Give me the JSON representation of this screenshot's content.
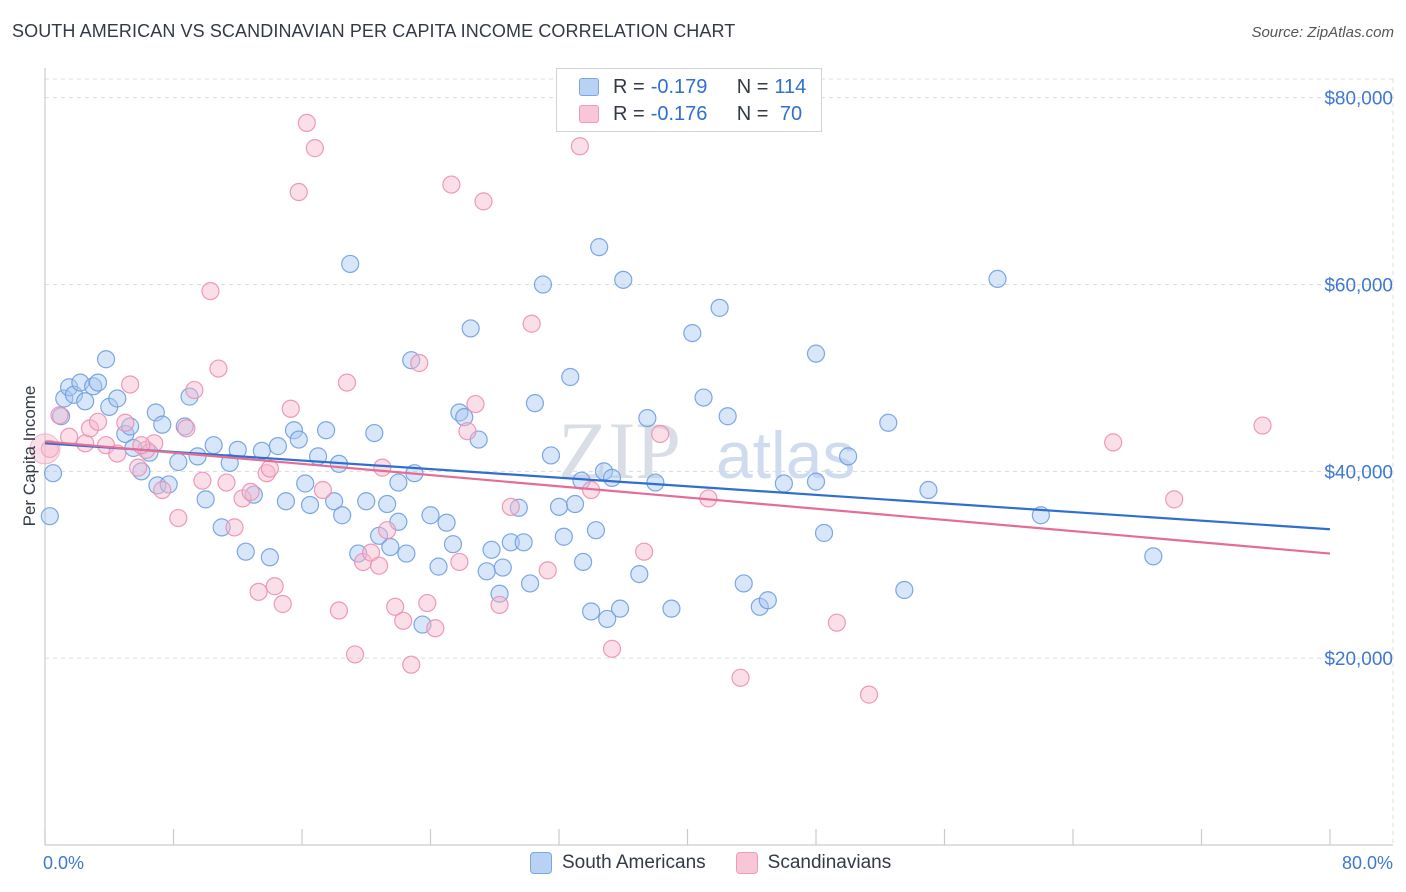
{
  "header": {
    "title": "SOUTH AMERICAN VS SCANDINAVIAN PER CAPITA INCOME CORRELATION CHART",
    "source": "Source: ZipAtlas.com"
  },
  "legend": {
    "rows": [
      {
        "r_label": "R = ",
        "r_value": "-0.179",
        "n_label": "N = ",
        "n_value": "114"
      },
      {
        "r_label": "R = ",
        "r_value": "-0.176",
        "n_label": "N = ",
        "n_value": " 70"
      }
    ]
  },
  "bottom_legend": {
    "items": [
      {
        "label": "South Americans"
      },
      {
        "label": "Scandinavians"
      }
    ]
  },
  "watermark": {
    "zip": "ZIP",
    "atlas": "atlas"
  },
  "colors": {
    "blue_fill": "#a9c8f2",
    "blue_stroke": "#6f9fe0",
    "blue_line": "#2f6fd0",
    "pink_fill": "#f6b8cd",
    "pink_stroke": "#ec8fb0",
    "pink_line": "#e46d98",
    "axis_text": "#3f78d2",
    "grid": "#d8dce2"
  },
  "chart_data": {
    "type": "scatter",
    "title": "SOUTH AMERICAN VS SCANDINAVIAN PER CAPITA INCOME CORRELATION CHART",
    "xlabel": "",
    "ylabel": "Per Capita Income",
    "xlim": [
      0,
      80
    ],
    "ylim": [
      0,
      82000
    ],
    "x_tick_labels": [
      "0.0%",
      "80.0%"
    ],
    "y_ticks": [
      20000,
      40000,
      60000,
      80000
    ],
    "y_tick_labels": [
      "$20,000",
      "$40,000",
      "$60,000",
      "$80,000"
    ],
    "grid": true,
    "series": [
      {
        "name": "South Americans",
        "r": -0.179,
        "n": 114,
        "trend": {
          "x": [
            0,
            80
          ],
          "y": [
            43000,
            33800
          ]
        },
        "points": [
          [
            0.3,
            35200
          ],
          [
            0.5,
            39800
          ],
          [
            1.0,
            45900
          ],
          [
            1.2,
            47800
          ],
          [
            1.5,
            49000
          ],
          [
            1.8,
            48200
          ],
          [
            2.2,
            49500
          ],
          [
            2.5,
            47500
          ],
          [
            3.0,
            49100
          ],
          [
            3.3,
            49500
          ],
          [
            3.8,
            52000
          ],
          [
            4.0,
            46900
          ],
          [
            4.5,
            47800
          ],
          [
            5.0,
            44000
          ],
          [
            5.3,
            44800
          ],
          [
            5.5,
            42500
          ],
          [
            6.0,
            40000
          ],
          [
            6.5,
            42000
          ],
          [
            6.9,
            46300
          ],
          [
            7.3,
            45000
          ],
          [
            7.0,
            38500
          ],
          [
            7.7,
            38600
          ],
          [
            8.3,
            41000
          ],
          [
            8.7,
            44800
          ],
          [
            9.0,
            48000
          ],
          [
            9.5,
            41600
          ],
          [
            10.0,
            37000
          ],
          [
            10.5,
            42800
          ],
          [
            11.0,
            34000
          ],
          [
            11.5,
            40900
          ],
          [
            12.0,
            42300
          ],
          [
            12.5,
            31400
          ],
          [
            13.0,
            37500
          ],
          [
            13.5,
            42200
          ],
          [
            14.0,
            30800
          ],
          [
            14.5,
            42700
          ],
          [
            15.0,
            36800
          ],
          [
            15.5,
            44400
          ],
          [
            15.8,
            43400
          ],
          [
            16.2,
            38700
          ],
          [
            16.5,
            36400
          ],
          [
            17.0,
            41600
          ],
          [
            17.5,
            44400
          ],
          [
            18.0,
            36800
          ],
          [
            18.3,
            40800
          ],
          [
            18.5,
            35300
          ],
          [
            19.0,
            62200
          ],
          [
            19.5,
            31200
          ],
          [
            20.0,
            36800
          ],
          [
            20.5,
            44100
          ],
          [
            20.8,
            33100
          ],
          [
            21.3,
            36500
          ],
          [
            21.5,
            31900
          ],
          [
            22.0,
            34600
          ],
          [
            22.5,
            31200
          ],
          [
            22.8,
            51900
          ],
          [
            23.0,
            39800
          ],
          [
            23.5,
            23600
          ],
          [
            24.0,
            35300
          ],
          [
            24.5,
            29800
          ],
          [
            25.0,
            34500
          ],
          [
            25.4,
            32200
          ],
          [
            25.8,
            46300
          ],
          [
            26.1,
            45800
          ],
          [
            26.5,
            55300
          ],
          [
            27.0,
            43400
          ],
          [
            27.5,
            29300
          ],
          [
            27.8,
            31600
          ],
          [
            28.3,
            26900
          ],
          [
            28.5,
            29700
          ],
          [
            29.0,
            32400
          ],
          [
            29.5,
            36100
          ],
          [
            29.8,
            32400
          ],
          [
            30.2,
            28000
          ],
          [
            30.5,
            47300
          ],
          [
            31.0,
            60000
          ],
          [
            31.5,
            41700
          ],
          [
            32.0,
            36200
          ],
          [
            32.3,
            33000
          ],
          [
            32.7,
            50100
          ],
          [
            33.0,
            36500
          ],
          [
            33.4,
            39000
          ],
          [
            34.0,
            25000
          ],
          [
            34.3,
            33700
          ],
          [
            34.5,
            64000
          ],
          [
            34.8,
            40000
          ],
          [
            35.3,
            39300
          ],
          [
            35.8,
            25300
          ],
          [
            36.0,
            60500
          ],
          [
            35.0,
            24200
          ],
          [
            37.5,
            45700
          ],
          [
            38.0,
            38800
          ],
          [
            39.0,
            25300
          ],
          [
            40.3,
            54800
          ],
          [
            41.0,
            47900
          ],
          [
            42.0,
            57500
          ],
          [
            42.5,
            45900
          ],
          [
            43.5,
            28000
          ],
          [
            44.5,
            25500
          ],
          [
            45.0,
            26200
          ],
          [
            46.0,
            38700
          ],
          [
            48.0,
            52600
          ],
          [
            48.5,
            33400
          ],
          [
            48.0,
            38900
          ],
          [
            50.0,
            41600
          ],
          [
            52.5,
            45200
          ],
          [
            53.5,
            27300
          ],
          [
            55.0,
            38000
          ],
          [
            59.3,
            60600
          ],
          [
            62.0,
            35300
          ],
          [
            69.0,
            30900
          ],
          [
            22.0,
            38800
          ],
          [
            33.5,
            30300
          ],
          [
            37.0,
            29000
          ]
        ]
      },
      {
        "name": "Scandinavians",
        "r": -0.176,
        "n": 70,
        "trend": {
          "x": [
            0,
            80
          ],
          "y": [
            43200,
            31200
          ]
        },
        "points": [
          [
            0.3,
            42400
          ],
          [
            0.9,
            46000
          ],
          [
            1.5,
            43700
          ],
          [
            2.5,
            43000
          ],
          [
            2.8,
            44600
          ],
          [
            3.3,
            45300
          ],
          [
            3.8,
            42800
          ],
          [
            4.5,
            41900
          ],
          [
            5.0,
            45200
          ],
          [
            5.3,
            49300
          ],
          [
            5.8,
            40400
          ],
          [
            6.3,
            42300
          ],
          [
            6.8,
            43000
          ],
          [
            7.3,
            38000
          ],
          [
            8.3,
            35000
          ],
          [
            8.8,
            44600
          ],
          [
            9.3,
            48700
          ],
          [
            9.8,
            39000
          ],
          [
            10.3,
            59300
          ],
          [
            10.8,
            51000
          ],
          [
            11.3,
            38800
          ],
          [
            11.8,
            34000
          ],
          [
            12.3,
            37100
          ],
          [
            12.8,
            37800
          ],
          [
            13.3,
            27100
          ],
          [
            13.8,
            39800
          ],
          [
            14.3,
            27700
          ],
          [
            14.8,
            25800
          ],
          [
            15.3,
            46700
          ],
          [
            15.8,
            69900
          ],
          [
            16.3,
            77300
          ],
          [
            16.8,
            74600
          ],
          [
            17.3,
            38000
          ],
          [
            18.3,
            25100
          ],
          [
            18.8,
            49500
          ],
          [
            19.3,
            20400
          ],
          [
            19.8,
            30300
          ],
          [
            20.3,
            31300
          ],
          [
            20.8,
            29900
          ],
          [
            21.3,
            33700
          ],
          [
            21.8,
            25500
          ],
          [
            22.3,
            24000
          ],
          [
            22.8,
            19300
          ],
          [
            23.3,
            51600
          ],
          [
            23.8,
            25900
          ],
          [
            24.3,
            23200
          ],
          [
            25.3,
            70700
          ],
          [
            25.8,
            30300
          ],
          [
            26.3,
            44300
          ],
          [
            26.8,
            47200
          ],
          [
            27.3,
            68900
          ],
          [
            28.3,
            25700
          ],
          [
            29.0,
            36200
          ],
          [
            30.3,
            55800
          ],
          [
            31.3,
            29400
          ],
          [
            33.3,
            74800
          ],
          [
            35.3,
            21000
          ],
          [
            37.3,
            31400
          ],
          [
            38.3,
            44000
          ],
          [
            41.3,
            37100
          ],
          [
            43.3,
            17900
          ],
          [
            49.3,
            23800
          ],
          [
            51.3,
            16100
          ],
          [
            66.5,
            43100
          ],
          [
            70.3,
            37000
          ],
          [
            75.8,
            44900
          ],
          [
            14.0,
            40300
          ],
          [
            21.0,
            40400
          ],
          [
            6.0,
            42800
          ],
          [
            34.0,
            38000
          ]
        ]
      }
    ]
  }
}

_ _ _ _

The task
Copy each line of the entries that includes the word "Americans".

Solution
        "label": "South Americans"
        "name": "South Americans",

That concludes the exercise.